• _Dataset records_
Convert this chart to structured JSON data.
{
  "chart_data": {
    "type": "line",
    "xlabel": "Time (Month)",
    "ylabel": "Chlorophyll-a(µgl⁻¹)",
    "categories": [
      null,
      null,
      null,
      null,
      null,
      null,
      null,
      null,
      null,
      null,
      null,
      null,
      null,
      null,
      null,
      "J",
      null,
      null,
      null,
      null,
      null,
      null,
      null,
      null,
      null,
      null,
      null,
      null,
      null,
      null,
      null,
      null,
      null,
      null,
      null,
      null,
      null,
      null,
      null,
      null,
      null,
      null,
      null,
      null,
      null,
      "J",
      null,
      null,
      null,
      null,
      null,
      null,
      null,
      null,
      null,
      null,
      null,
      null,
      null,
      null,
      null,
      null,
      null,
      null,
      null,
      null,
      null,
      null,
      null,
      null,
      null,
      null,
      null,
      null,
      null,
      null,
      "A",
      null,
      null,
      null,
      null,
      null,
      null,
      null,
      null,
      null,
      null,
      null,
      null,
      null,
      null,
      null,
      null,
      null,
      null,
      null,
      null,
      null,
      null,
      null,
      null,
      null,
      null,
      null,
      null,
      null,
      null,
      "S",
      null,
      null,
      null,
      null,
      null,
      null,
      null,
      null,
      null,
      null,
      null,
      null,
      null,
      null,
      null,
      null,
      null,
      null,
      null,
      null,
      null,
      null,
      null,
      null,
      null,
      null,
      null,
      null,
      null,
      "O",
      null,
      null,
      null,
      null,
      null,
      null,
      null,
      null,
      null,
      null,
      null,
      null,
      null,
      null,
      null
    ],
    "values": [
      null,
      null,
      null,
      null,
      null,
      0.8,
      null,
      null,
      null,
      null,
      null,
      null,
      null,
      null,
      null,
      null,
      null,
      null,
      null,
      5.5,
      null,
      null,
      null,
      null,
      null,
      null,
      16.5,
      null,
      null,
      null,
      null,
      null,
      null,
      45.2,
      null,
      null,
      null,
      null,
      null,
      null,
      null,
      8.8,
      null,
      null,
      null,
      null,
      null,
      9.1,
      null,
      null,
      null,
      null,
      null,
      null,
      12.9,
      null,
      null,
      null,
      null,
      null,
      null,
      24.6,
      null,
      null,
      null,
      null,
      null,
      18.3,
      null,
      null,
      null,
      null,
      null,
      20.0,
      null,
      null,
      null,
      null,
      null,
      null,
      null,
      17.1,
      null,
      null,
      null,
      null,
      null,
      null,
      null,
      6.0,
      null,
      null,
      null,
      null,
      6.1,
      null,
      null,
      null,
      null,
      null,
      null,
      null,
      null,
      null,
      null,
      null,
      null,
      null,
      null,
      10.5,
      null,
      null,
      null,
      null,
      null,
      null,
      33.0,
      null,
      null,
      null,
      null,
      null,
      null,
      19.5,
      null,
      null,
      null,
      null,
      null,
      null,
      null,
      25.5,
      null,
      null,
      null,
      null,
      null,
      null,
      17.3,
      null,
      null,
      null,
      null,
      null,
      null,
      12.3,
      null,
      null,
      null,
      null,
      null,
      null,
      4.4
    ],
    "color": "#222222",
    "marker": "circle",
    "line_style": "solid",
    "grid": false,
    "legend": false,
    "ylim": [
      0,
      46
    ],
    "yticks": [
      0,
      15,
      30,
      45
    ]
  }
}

• _Problem requirements_
Please output the entire listing exactly as it stands.

• _Output of the exercise_
Convert this chart to structured JSON data.
{
  "chart_data": {
    "type": "line",
    "xlabel": "Time (Month)",
    "ylabel": "Chlorophyll-a(µgl⁻¹)",
    "categories": [
      null,
      null,
      null,
      null,
      null,
      null,
      null,
      null,
      null,
      null,
      null,
      null,
      null,
      null,
      null,
      "J",
      null,
      null,
      null,
      null,
      null,
      null,
      null,
      null,
      null,
      null,
      null,
      null,
      null,
      null,
      null,
      null,
      null,
      null,
      null,
      null,
      null,
      null,
      null,
      null,
      null,
      null,
      null,
      null,
      null,
      "J",
      null,
      null,
      null,
      null,
      null,
      null,
      null,
      null,
      null,
      null,
      null,
      null,
      null,
      null,
      null,
      null,
      null,
      null,
      null,
      null,
      null,
      null,
      null,
      null,
      null,
      null,
      null,
      null,
      null,
      null,
      "A",
      null,
      null,
      null,
      null,
      null,
      null,
      null,
      null,
      null,
      null,
      null,
      null,
      null,
      null,
      null,
      null,
      null,
      null,
      null,
      null,
      null,
      null,
      null,
      null,
      null,
      null,
      null,
      null,
      null,
      null,
      "S",
      null,
      null,
      null,
      null,
      null,
      null,
      null,
      null,
      null,
      null,
      null,
      null,
      null,
      null,
      null,
      null,
      null,
      null,
      null,
      null,
      null,
      null,
      null,
      null,
      null,
      null,
      null,
      null,
      null,
      "O",
      null,
      null,
      null,
      null,
      null,
      null,
      null,
      null,
      null,
      null,
      null,
      null,
      null,
      null,
      null
    ],
    "values": [
      null,
      null,
      null,
      null,
      null,
      0.8,
      null,
      null,
      null,
      null,
      null,
      null,
      null,
      null,
      null,
      null,
      null,
      null,
      null,
      5.5,
      null,
      null,
      null,
      null,
      null,
      null,
      16.5,
      null,
      null,
      null,
      null,
      null,
      null,
      45.2,
      null,
      null,
      null,
      null,
      null,
      null,
      null,
      8.8,
      null,
      null,
      null,
      null,
      null,
      9.1,
      null,
      null,
      null,
      null,
      null,
      null,
      12.9,
      null,
      null,
      null,
      null,
      null,
      null,
      24.6,
      null,
      null,
      null,
      null,
      null,
      18.3,
      null,
      null,
      null,
      null,
      null,
      20.0,
      null,
      null,
      null,
      null,
      null,
      null,
      null,
      17.1,
      null,
      null,
      null,
      null,
      null,
      null,
      null,
      6.0,
      null,
      null,
      null,
      null,
      6.1,
      null,
      null,
      null,
      null,
      null,
      null,
      null,
      null,
      null,
      null,
      null,
      null,
      null,
      null,
      10.5,
      null,
      null,
      null,
      null,
      null,
      null,
      33.0,
      null,
      null,
      null,
      null,
      null,
      null,
      19.5,
      null,
      null,
      null,
      null,
      null,
      null,
      null,
      25.5,
      null,
      null,
      null,
      null,
      null,
      null,
      17.3,
      null,
      null,
      null,
      null,
      null,
      null,
      12.3,
      null,
      null,
      null,
      null,
      null,
      null,
      4.4
    ],
    "color": "#222222",
    "marker": "circle",
    "line_style": "solid",
    "grid": false,
    "legend": false,
    "ylim": [
      0,
      46
    ],
    "yticks": [
      0,
      15,
      30,
      45
    ]
  }
}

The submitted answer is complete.